◆ **Your objective**: Give the number of lines containing "chickpea" in this listing, with no other words.

##### Rows #####

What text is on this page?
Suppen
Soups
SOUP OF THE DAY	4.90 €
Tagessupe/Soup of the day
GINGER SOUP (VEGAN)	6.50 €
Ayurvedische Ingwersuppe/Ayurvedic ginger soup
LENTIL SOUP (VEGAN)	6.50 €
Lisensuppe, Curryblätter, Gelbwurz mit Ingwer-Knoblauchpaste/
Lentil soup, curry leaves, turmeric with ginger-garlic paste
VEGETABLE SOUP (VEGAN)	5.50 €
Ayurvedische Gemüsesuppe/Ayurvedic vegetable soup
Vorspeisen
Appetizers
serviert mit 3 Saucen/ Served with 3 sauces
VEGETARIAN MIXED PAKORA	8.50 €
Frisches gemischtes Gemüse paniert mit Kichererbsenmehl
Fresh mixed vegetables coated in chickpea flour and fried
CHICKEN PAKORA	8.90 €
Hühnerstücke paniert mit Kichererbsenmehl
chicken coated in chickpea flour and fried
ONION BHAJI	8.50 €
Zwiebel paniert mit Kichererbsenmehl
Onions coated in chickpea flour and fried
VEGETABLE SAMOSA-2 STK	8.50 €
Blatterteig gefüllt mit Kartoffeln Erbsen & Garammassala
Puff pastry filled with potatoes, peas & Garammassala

#####
##### Rows #####

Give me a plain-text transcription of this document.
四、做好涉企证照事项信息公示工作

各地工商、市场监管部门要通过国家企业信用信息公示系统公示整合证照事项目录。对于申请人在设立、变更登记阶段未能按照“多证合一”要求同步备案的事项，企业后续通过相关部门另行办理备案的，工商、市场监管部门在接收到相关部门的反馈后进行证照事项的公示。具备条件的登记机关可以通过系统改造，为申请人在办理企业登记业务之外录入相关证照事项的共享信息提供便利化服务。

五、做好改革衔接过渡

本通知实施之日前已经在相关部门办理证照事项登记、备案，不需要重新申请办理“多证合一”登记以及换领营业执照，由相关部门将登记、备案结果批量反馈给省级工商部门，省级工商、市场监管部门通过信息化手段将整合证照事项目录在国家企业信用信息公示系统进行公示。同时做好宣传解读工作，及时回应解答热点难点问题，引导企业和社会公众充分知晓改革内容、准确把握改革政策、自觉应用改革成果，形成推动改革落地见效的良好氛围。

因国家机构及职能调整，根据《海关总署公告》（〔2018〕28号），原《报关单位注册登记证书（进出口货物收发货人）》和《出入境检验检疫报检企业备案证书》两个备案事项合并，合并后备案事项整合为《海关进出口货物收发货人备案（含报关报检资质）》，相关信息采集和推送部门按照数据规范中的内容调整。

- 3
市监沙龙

#####
##### Rows #####

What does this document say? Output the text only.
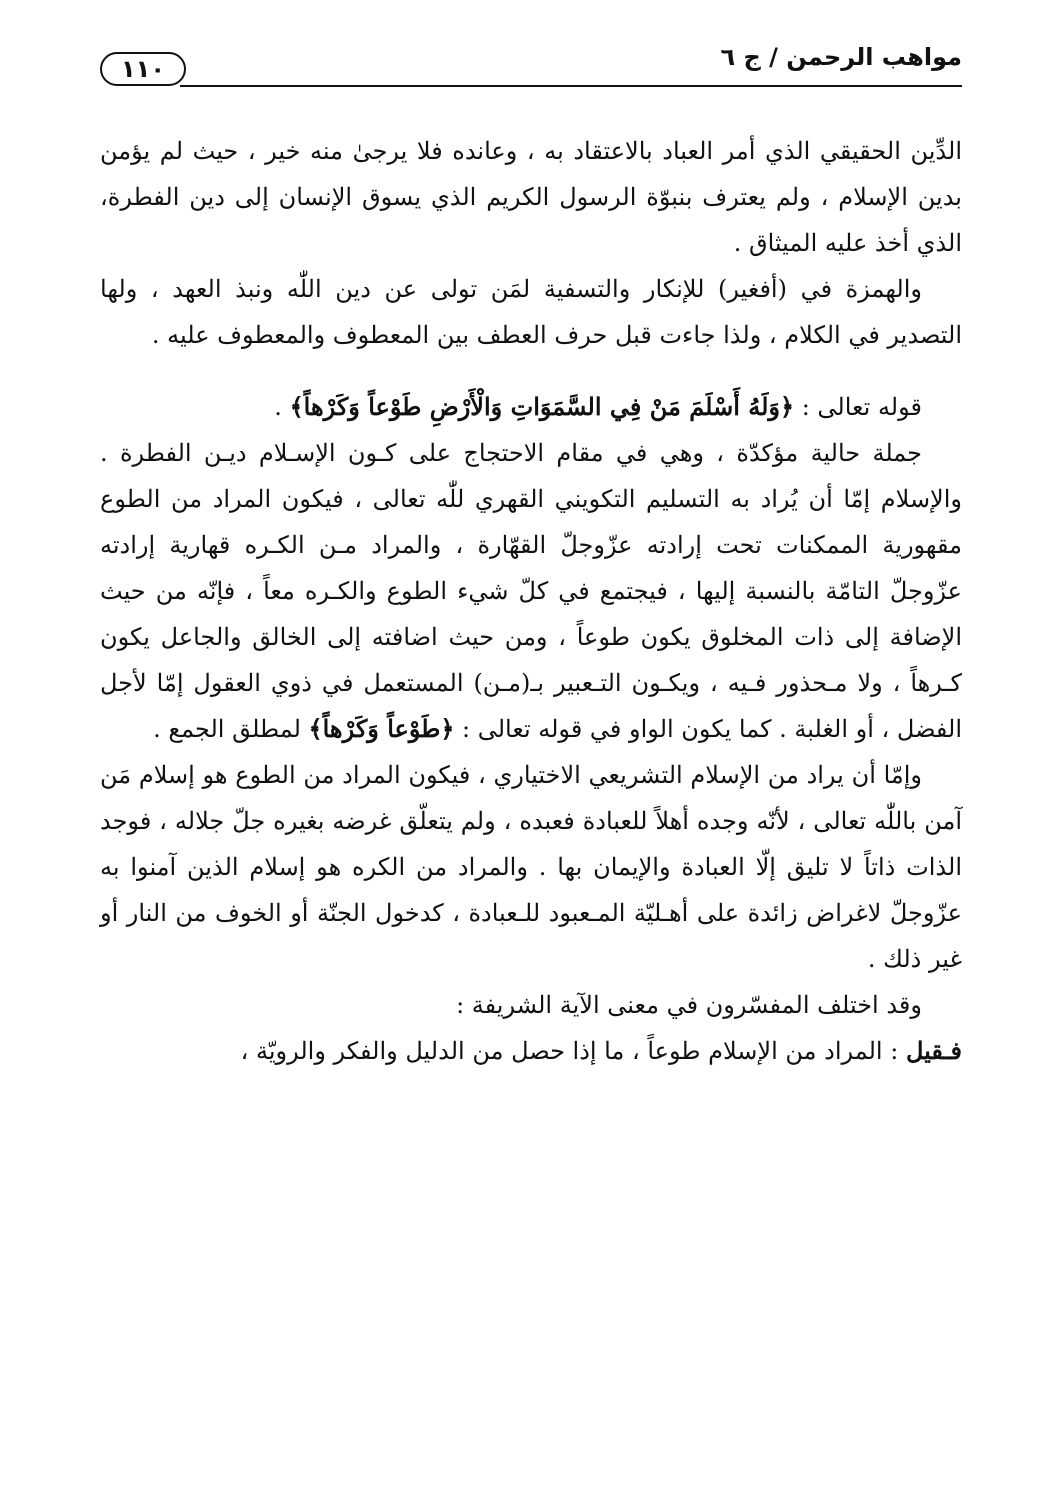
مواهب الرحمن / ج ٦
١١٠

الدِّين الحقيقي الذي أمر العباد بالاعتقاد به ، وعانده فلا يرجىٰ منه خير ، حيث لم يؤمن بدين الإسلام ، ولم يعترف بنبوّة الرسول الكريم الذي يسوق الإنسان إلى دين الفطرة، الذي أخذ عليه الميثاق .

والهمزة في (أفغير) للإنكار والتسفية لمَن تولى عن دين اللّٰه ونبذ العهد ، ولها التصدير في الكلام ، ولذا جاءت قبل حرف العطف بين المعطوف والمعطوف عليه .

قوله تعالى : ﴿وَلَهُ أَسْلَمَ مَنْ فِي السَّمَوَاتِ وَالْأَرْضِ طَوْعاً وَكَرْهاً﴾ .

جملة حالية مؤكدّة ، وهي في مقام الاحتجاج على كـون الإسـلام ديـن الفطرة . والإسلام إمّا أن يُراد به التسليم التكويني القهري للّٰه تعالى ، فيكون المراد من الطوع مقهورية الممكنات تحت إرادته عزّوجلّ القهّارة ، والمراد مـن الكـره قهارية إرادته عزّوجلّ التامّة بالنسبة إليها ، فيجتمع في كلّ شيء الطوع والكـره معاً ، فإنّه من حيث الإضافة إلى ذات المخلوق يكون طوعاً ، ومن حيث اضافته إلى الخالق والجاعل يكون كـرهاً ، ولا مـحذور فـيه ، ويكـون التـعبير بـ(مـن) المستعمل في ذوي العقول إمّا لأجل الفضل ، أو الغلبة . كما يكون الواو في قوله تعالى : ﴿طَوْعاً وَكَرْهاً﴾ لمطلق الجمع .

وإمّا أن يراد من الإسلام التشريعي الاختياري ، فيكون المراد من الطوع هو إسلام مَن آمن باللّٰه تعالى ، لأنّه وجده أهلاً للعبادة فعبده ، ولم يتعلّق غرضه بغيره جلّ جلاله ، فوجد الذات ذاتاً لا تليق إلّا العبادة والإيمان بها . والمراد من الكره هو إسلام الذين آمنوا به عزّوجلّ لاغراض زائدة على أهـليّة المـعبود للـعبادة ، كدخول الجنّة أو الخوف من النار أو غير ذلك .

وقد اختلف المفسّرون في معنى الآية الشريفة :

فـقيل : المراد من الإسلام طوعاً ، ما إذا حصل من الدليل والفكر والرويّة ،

#####

◆ **Exercise result**: 3